= Tasks to perform =
**a.** How would you translate this sentence from the account of the Wikipedia block into Spanish: "To my knowledge, this is the first time office authority has been used to indefinitely block and desysop a user."
**b.** Can you quote the passage of the account of the Wikipedia block between "I have been" and "that very committee).", inclusive?

= Study text =
- - - -

I have been a Wikipedian since 2001 and a MediaWiki developer since 2002. I was Chief Research Officer of the Foundation from May to August 2005. I initiated two of Wikimedia's projects, Wikinews and the Wikimedia Commons, and have made vital contributions to both. I have made roughly 15,000 edits to the English Wikipedia, and uploaded about 15,000 files to Wikimedia Commons. A list of my overall contributions can be found at
http://meta.wikimedia.org/wiki/User:Eloquence
and the linked to pages; this does not include my numerous international activities such as conference speeches, as well as my book and articles about Wikipedia. I have never been blocked before, nor have I ever been subject to an Arbitration Committee ruling (in fact, I was one of Jimmy's original suggestions for the first ArbCom, and one of the people who proposed that very committee).
I have just been indefinitely blocked from the English Wikipedia, and desysopped, by user Danny, under the new nickname "Dannyisme", as an "Office Action" for alleged "reckless endangerment" which was not specified further. I have called Danny on the phone, but he said that he was not willing to discuss the issue, and that I should instead talk to the Foundation attorney instead. To my knowledge, this is the first time office authority has been used to indefinitely block and desysop a user.
What happened?
Yesterday, Danny radically shortened and protected two pages, [[Newsmax.com]] and [[Christopher Ruddy]]. The protection summary was "POV qualms" (nothing else), and there was only the following brief comment on Talk:NewsMax.com:
"This article has been stubbed and protected pending resolution of POV issues. Danny 19:26, 17 April 2006 (UTC)"
There was no mention of WP:OFFICE in the edit summary or on the talk page. Danny did not apply the special Office template, {{office}}, nor did he use the "Dannyisme" account that he created for Foundation purposes, nor did he list the page on WP:OFFICE. Instead, he applied the regular {{protected}} template.
Given that Danny has now more explicitly emphasized this distinction between his role as a Foundation employee and a regular wiki user, I assumed he was acting here as a normal sysop and editor, and unprotected the two pages, with a brief reference to the protection policy. I also asked Danny, on [[Talk:NewsMax.com]], to make it explicit whether the protection was under WP:OFFICE. I would not have reprotected, of course, if he had simply said that they were, and left it at that.

- - - -

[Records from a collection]
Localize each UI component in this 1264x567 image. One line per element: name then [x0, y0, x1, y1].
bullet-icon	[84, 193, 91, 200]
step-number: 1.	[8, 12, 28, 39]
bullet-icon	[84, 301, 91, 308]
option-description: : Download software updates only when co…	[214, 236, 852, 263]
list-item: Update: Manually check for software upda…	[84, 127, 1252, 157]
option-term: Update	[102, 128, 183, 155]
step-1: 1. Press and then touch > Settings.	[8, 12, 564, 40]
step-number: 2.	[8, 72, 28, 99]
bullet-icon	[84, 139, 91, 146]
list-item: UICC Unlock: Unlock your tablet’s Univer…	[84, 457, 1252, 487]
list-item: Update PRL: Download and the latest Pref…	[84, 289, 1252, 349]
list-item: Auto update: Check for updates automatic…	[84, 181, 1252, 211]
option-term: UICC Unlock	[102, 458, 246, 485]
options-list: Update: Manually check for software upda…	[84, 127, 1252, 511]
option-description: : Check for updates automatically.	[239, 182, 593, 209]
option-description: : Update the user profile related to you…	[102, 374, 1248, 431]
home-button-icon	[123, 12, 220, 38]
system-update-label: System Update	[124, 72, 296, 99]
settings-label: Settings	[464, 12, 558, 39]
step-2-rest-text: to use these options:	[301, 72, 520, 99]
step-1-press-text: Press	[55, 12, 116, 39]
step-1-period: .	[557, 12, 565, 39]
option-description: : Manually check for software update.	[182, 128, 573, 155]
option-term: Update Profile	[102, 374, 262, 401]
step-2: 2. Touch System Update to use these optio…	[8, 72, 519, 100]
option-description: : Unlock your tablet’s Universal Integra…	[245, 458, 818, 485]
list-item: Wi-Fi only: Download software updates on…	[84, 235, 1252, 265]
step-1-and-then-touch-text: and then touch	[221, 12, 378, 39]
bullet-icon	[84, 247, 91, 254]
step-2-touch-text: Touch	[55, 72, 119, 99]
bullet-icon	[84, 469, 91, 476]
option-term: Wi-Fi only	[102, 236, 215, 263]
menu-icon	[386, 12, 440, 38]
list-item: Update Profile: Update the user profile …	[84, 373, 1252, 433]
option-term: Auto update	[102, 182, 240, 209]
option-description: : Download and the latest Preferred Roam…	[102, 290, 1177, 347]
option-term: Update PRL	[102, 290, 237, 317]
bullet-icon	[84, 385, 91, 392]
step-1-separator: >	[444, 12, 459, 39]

- - - -

= Solutions below =
**a.** Que yo sepa, esta es la primera vez que se utiliza la autoridad de la Oficina para bloquear indefinidamente a un usuario y retirarle los permisos de administrador.

**b.**
I have been a Wikipedian since 2001 and a MediaWiki developer since 2002. I was Chief Research Officer of the Foundation from May to August 2005. I initiated two of Wikimedia's projects, Wikinews and the Wikimedia Commons, and have made vital contributions to both. I have made roughly 15,000 edits to the English Wikipedia, and uploaded about 15,000 files to Wikimedia Commons. A list of my overall contributions can be found at
http://meta.wikimedia.org/wiki/User:Eloquence
and the linked to pages; this does not include my numerous international activities such as conference speeches, as well as my book and articles about Wikipedia. I have never been blocked before, nor have I ever been subject to an Arbitration Committee ruling (in fact, I was one of Jimmy's original suggestions for the first ArbCom, and one of the people who proposed that very committee).